Task requirements: Copy out the lines that include the word "with".

Material for this exercise:
* START *

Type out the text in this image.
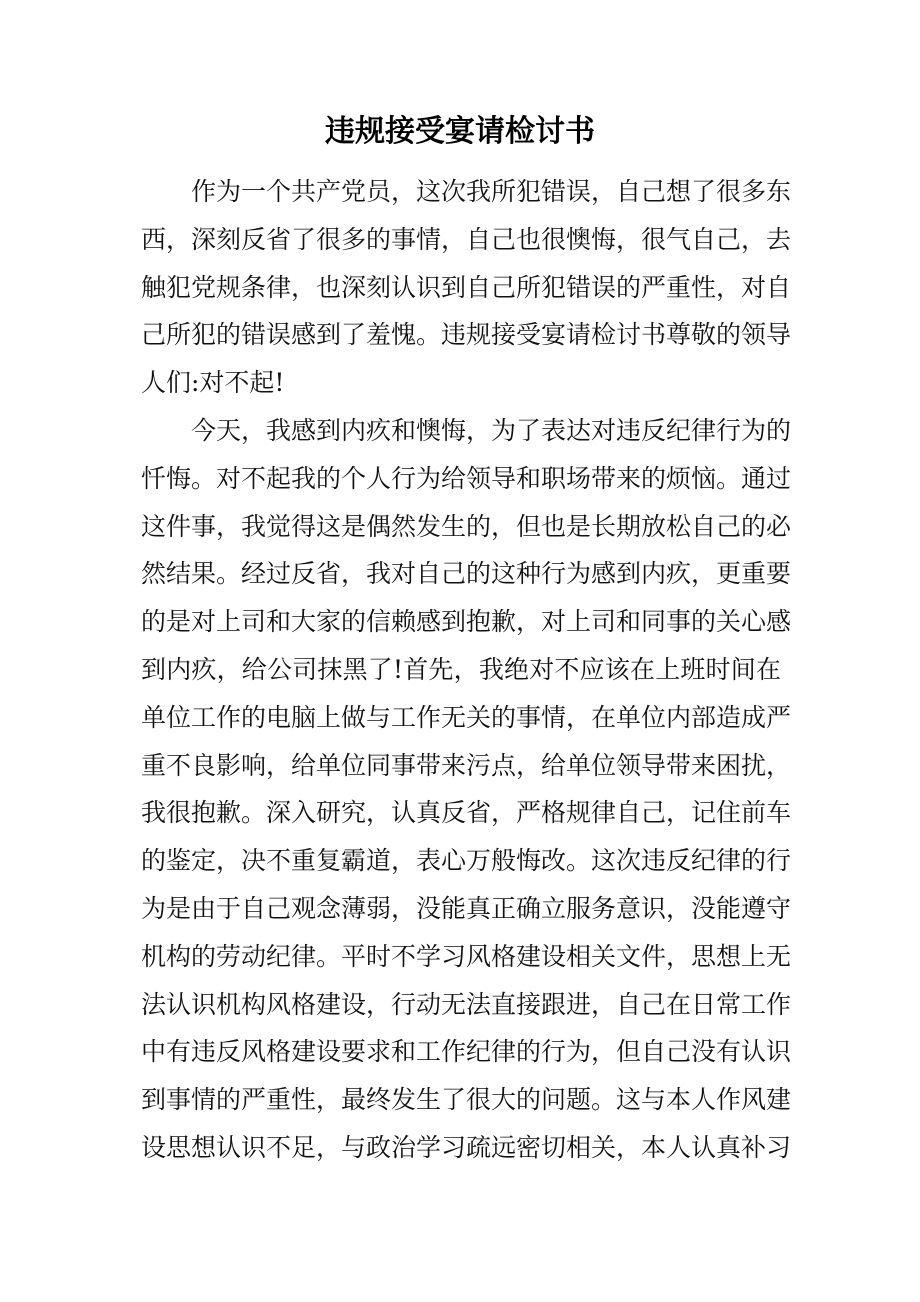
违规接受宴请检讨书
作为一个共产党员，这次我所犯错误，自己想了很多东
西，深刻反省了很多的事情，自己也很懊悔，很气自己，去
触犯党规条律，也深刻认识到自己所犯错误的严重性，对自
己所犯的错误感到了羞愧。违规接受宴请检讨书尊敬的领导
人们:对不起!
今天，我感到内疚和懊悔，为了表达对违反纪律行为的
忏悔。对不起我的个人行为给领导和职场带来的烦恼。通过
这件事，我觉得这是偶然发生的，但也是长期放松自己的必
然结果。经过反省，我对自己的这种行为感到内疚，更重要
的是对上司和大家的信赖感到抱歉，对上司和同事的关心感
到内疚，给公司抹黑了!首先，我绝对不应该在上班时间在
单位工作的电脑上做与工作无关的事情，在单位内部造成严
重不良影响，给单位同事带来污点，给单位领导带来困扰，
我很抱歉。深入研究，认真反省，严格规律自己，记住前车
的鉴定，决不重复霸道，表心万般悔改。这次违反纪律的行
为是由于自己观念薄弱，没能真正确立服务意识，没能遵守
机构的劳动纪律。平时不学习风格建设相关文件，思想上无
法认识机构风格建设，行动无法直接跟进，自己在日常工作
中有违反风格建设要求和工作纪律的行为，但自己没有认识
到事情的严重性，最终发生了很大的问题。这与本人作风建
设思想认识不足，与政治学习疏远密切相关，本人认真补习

* END *
* START *

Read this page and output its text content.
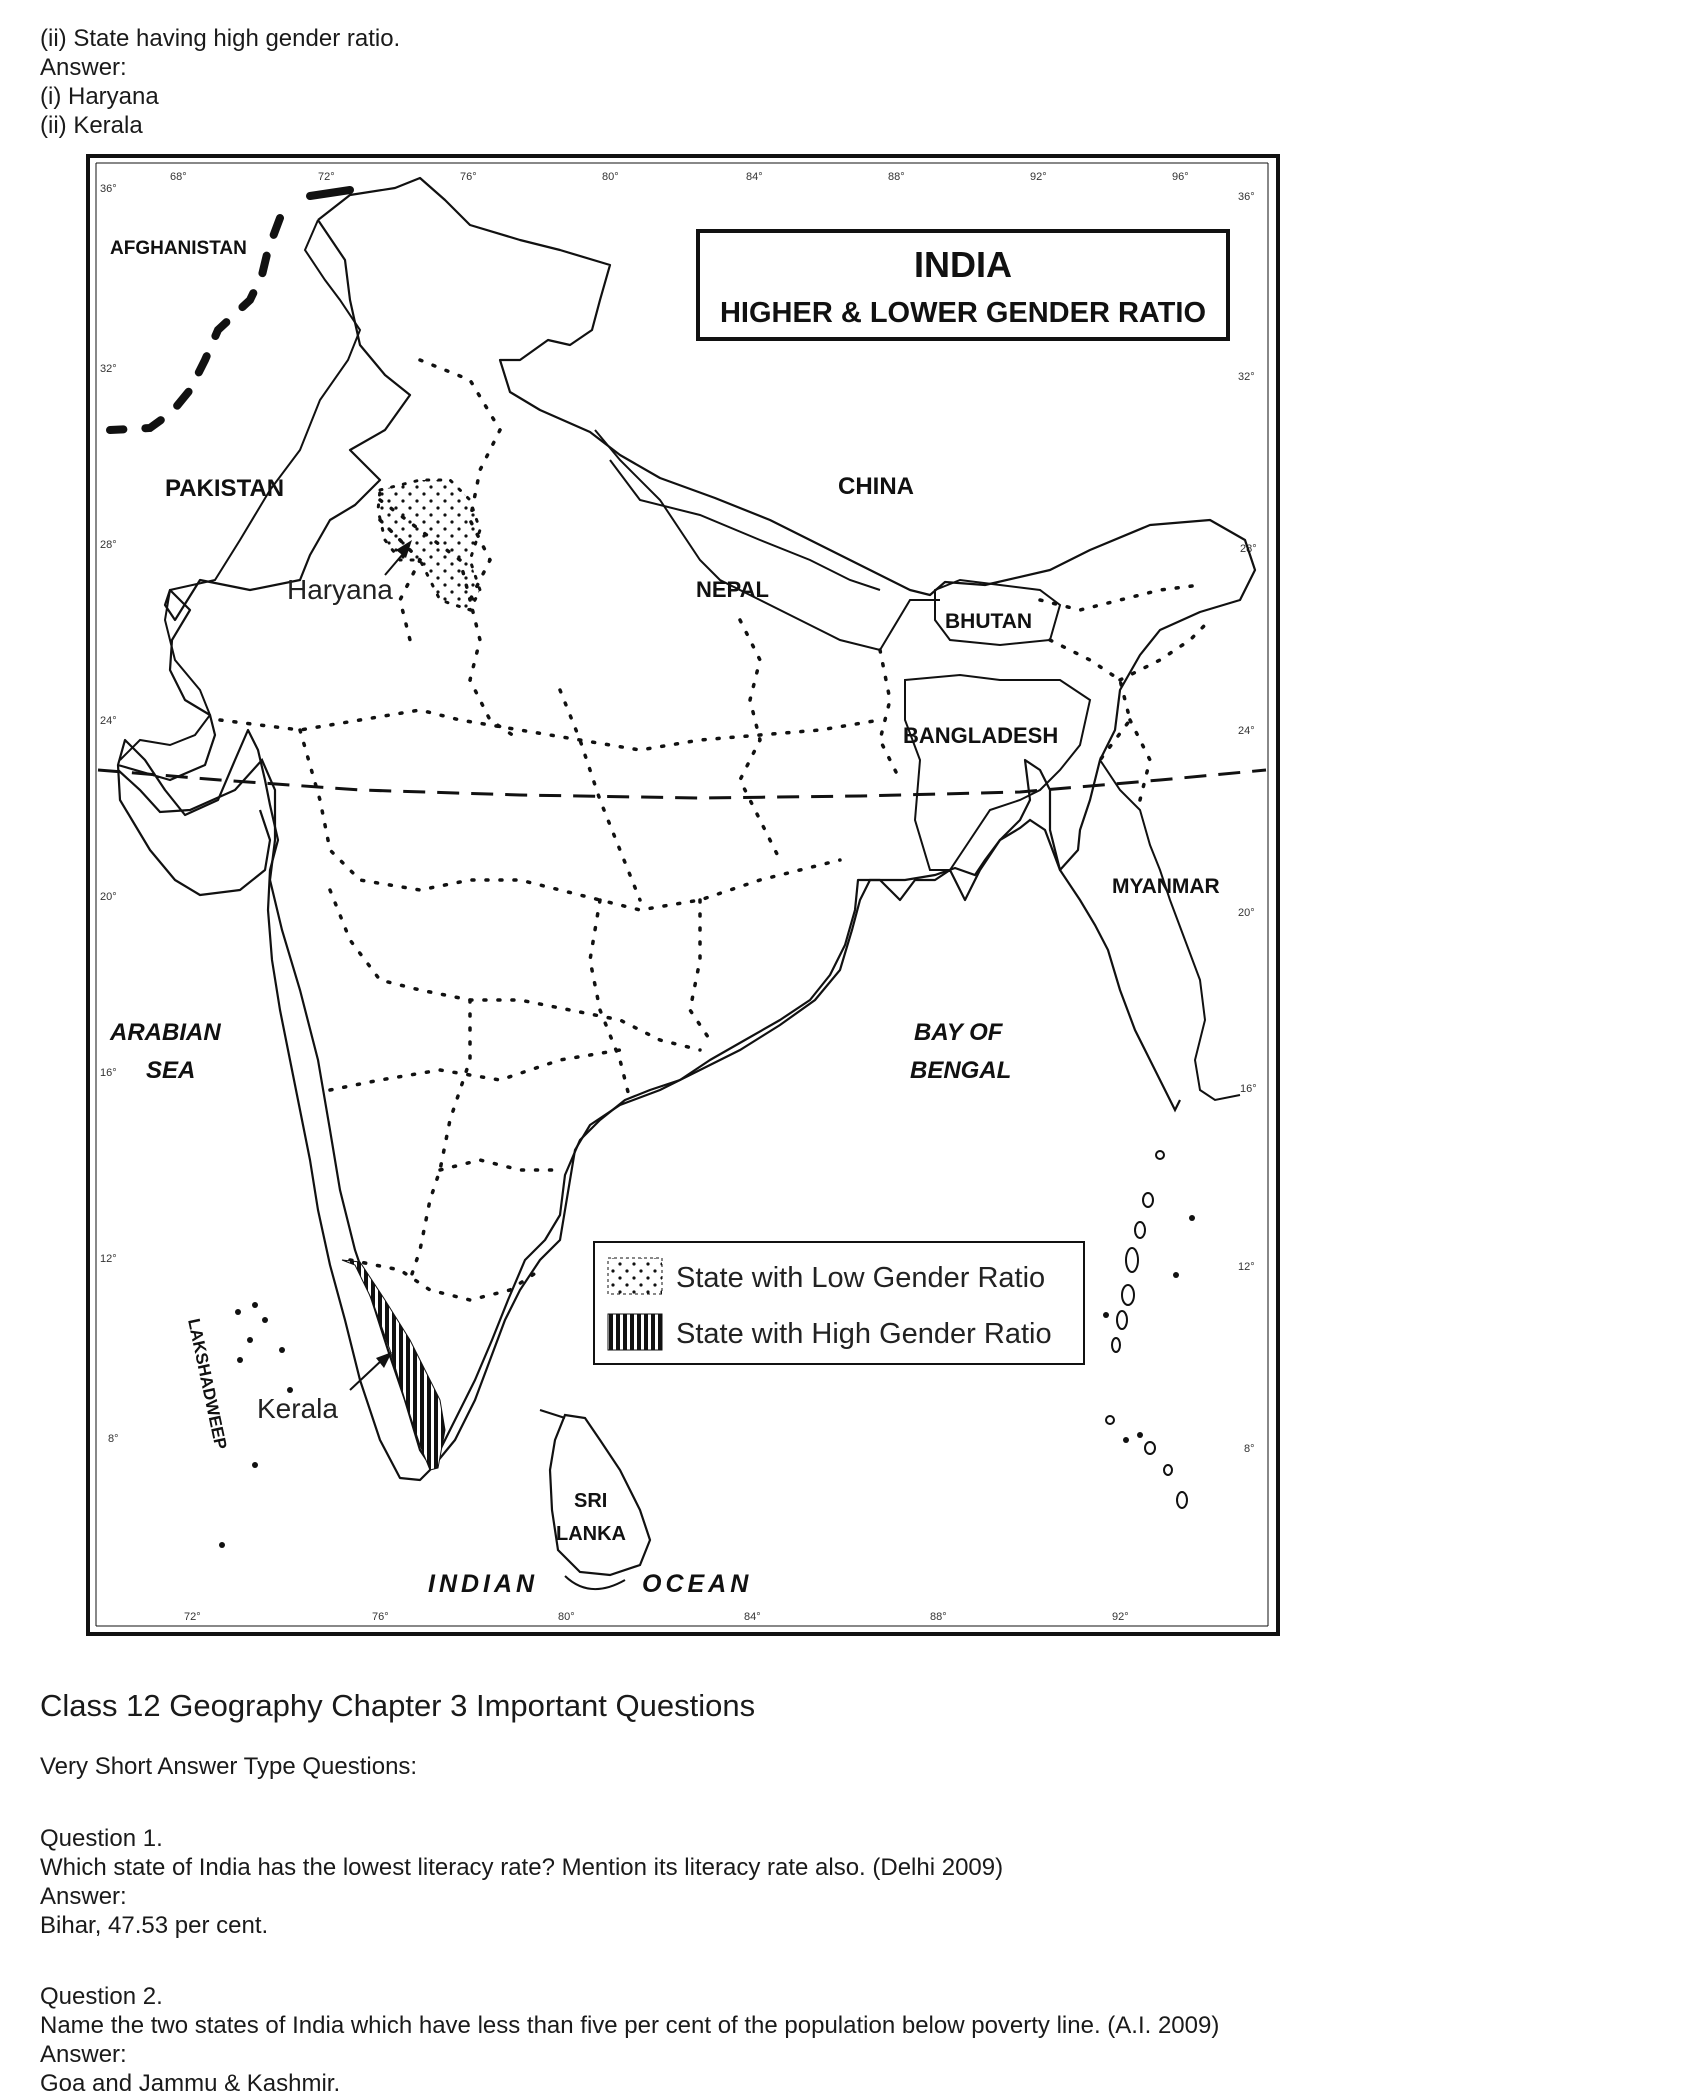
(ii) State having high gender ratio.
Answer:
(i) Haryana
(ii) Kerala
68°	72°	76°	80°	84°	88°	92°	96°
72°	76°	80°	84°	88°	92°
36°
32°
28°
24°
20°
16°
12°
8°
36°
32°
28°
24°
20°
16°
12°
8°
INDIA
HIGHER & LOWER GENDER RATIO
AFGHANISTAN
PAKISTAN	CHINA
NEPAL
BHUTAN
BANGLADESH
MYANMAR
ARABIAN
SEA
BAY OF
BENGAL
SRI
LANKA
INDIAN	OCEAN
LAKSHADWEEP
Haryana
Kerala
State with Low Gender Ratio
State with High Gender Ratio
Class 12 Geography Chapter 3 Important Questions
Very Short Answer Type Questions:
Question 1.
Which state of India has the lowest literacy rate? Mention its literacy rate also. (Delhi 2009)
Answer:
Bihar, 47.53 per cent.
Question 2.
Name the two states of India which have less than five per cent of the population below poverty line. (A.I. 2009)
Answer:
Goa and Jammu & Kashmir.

* END *

Answer to this exercise:
State with Low Gender Ratio
State with High Gender Ratio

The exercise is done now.